◆ PROBLEM TO SOLVE: Your task is to copy every line of the entries that contains "cubre".

◆ INFORMATION SHOWN:
------------------------------------
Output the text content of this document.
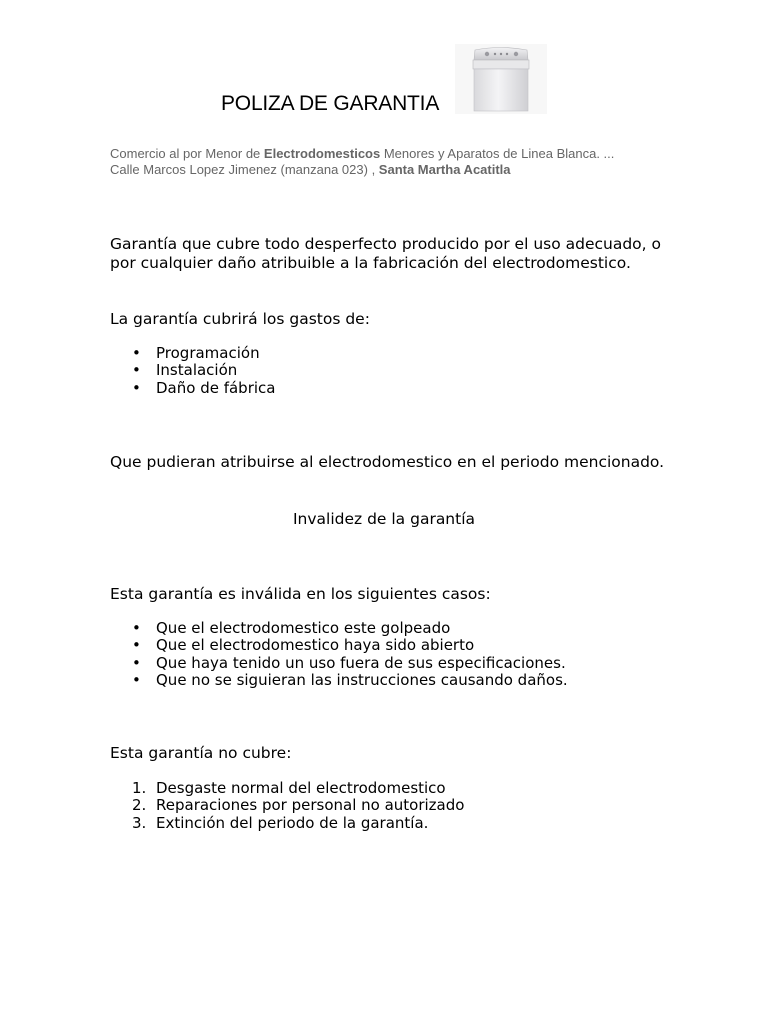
POLIZA DE GARANTIA
Comercio al por Menor de Electrodomesticos Menores y Aparatos de Linea Blanca. ...
Calle Marcos Lopez Jimenez (manzana 023) , Santa Martha Acatitla
Garantía que cubre todo desperfecto producido por el uso adecuado, o por cualquier daño atribuible a la fabricación del electrodomestico.
La garantía cubrirá los gastos de:
• Programación
• Instalación
• Daño de fábrica
Que pudieran atribuirse al electrodomestico en el periodo mencionado.
Invalidez de la garantía
Esta garantía es inválida en los siguientes casos:
• Que el electrodomestico este golpeado
• Que el electrodomestico haya sido abierto
• Que haya tenido un uso fuera de sus especificaciones.
• Que no se siguieran las instrucciones causando daños.
Esta garantía no cubre:
1. Desgaste normal del electrodomestico
2. Reparaciones por personal no autorizado
3. Extinción del periodo de la garantía.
------------------------------------
◆ EXERCISE RESPONSE:
Garantía que cubre todo desperfecto producido por el uso adecuado, o por cualquier daño atribuible a la fabricación del electrodomestico.
Esta garantía no cubre:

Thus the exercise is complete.